### Given task:
Look for "save" in the listing below. Gather each line that contains it.
════════
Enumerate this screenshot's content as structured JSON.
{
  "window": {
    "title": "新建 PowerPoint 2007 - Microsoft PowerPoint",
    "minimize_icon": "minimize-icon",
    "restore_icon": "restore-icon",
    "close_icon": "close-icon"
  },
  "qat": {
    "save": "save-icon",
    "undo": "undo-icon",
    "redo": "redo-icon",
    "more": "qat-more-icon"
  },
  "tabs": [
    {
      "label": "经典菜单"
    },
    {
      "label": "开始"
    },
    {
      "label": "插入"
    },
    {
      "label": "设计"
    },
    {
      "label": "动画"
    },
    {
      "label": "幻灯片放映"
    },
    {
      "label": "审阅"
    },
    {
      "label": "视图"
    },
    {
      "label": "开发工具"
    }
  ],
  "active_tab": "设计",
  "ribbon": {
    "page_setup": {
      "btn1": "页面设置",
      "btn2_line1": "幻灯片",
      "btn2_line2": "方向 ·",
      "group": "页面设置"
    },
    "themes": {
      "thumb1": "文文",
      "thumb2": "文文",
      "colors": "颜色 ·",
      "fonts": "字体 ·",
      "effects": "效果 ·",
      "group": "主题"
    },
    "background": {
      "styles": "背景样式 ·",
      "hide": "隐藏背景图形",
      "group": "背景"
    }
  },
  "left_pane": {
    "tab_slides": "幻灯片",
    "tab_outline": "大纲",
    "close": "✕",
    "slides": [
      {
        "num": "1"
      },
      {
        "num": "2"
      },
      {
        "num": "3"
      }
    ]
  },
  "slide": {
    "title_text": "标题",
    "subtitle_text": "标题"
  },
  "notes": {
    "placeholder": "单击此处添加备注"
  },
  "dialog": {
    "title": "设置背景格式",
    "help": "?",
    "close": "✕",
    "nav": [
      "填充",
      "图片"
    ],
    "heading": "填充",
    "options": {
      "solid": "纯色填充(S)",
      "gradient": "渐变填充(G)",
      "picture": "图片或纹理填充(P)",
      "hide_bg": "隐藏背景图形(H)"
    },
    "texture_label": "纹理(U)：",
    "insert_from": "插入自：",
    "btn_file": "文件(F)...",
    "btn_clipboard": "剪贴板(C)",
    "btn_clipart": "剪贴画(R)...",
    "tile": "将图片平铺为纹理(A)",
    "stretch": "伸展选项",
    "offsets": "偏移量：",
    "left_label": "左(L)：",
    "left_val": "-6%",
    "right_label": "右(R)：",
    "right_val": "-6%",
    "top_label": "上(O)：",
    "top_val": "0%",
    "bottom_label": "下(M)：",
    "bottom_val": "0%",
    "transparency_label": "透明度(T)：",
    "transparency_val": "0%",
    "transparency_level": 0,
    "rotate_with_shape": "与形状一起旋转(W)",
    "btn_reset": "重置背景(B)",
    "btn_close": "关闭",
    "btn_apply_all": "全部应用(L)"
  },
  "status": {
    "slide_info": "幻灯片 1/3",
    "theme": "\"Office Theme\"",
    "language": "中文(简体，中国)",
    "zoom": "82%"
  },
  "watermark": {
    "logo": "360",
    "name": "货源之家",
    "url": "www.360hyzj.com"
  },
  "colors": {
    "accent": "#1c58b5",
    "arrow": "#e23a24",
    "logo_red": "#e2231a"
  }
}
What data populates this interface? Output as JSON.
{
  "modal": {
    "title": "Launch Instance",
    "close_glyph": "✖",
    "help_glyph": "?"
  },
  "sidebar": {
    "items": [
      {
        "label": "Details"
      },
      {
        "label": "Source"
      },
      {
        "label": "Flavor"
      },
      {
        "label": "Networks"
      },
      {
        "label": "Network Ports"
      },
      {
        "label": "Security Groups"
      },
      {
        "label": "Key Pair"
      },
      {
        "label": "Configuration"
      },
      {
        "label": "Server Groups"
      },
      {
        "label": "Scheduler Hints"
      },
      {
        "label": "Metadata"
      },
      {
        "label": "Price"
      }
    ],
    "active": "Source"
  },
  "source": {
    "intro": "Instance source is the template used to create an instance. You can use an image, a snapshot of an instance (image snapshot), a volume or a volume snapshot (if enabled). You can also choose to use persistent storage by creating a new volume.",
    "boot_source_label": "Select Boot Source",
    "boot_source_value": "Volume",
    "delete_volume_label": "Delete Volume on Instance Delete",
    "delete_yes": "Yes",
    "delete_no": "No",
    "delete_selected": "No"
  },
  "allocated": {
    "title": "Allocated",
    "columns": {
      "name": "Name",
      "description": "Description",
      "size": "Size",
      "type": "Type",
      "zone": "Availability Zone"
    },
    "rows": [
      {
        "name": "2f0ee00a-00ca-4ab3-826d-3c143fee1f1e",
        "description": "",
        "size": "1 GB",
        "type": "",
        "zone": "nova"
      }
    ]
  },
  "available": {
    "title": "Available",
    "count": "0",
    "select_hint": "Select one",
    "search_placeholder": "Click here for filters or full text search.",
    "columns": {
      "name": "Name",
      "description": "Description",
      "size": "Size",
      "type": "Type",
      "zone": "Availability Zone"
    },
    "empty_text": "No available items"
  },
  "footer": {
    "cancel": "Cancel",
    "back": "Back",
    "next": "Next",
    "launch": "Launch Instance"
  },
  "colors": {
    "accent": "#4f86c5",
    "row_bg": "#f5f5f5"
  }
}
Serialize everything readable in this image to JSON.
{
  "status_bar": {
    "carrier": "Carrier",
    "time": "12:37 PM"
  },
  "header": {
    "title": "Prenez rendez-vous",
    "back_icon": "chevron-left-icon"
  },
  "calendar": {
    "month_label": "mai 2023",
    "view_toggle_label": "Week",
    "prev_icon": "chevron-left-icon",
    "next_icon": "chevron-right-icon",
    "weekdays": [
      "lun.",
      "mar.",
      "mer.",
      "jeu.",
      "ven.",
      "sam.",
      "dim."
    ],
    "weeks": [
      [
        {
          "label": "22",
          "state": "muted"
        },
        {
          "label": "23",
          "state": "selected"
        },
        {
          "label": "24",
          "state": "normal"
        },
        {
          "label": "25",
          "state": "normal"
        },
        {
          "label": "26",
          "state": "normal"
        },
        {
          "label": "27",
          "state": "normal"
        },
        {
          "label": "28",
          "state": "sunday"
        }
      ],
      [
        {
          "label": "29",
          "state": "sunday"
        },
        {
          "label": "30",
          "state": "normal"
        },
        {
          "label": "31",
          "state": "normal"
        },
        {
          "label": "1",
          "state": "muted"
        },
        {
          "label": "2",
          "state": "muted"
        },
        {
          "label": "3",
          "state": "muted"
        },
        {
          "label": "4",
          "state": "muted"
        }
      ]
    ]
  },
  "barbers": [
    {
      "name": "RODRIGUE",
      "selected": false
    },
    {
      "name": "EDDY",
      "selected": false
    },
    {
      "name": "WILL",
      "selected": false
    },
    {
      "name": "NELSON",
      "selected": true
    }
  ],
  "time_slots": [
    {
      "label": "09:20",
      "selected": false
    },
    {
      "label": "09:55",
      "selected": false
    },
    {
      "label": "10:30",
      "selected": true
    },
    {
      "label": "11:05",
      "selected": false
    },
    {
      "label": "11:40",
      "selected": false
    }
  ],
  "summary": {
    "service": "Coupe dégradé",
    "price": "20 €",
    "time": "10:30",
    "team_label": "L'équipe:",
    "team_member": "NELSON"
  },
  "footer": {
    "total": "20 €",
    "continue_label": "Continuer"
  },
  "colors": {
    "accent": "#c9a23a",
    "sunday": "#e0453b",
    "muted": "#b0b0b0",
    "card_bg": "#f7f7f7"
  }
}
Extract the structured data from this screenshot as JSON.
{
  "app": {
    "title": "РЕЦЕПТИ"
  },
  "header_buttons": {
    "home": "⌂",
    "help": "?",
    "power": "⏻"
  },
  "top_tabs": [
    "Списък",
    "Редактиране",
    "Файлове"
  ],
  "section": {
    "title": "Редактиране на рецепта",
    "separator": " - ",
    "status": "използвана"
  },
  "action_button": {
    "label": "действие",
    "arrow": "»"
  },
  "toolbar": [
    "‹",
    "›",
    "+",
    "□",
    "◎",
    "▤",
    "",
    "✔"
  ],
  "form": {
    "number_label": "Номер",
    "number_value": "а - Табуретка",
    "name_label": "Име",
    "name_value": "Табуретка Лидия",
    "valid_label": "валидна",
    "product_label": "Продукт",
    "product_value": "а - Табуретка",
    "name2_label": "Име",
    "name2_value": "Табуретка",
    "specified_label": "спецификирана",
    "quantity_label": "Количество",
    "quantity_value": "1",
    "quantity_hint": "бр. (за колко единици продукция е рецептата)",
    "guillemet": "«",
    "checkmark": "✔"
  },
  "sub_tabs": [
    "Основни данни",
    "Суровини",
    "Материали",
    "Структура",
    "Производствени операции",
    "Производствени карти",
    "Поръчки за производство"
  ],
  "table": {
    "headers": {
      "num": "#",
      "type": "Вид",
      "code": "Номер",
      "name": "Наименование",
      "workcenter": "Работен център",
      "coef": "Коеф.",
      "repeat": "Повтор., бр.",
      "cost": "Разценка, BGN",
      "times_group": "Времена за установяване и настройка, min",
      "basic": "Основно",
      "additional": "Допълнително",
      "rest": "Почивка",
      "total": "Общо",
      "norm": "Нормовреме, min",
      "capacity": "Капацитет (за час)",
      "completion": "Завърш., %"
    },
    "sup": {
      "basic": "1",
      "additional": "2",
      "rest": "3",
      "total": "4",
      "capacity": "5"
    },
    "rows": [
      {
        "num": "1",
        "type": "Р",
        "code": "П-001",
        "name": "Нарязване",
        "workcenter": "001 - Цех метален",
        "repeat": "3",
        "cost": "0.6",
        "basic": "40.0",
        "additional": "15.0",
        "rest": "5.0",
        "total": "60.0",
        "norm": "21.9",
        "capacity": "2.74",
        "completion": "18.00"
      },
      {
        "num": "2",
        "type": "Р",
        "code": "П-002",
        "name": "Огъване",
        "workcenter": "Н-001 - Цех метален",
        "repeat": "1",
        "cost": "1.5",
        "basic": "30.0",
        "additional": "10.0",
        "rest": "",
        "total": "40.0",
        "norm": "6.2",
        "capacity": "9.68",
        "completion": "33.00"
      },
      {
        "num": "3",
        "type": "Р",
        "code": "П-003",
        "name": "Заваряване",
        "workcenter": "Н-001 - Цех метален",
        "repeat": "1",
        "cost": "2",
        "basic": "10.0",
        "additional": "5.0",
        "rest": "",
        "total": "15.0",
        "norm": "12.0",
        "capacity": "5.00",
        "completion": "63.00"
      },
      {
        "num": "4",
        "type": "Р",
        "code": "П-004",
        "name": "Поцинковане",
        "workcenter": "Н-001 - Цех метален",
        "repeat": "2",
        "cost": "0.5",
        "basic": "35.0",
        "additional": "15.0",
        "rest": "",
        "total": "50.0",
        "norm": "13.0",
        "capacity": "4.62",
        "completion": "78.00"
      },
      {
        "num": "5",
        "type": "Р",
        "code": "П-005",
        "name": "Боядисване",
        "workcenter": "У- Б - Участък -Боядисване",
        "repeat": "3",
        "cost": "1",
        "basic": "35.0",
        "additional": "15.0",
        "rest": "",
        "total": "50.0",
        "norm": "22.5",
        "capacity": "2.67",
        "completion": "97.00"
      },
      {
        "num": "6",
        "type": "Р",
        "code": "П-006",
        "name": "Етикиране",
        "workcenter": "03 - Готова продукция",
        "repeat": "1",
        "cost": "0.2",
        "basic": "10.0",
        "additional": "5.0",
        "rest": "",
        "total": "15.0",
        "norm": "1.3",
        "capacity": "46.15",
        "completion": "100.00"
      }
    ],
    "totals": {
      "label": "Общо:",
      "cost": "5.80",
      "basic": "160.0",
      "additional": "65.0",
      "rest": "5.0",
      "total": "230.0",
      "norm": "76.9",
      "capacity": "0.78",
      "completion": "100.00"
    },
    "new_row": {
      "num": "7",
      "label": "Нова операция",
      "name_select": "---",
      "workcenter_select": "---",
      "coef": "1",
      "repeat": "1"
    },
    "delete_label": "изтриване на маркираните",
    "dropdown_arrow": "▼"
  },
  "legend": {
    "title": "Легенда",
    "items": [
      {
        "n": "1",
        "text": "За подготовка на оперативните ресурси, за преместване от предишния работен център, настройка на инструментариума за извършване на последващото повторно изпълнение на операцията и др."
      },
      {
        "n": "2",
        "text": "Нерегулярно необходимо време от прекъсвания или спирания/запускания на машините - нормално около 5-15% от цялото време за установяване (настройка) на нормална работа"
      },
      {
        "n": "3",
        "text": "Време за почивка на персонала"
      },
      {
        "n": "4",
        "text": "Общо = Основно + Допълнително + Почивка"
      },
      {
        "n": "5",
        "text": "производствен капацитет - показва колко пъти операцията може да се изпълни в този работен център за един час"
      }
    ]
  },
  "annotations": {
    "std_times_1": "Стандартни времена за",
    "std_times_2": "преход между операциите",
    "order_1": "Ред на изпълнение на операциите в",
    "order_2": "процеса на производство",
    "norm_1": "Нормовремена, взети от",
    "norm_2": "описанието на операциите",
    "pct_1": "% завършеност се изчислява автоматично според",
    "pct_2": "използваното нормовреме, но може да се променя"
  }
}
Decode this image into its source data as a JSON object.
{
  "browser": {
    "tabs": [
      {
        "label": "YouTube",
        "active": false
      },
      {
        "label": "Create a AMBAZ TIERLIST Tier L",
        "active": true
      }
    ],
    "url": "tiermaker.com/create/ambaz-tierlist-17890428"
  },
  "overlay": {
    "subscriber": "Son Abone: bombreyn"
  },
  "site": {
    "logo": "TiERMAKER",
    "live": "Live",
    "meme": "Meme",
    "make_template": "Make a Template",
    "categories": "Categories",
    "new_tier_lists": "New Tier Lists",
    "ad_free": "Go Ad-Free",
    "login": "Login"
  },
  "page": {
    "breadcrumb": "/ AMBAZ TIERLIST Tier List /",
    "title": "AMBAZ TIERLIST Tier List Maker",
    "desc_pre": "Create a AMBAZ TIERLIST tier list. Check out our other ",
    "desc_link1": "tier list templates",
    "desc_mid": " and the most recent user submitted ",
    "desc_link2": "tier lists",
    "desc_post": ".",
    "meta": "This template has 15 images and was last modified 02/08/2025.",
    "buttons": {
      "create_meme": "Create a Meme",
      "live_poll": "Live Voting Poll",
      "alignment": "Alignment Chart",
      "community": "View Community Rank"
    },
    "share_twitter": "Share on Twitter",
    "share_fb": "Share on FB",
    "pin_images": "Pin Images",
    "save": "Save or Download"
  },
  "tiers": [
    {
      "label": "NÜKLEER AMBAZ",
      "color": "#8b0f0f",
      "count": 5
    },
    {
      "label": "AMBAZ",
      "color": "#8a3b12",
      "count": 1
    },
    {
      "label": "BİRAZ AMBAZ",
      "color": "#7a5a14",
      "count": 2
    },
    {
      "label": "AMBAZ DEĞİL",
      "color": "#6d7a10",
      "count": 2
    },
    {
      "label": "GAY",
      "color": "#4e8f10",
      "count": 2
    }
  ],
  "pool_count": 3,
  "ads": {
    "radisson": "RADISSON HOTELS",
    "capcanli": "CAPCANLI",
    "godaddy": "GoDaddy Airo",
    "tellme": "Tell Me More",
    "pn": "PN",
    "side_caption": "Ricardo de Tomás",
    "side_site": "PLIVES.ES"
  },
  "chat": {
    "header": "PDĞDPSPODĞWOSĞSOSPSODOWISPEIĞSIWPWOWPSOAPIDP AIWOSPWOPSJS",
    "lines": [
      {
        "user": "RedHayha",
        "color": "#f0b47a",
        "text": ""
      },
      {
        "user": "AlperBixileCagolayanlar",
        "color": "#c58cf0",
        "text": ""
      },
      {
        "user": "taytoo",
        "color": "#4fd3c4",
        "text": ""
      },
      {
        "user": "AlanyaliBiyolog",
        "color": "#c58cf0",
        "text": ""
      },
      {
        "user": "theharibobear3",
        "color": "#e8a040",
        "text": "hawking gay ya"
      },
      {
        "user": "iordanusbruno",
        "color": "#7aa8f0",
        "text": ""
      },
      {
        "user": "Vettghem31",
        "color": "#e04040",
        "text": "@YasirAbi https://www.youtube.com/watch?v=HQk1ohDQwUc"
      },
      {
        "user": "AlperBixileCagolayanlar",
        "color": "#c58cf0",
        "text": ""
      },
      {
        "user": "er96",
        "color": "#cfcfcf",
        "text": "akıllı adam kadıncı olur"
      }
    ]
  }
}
════════
### Exercise answer:
    "save": "save-icon",
    "save": "Save or Download"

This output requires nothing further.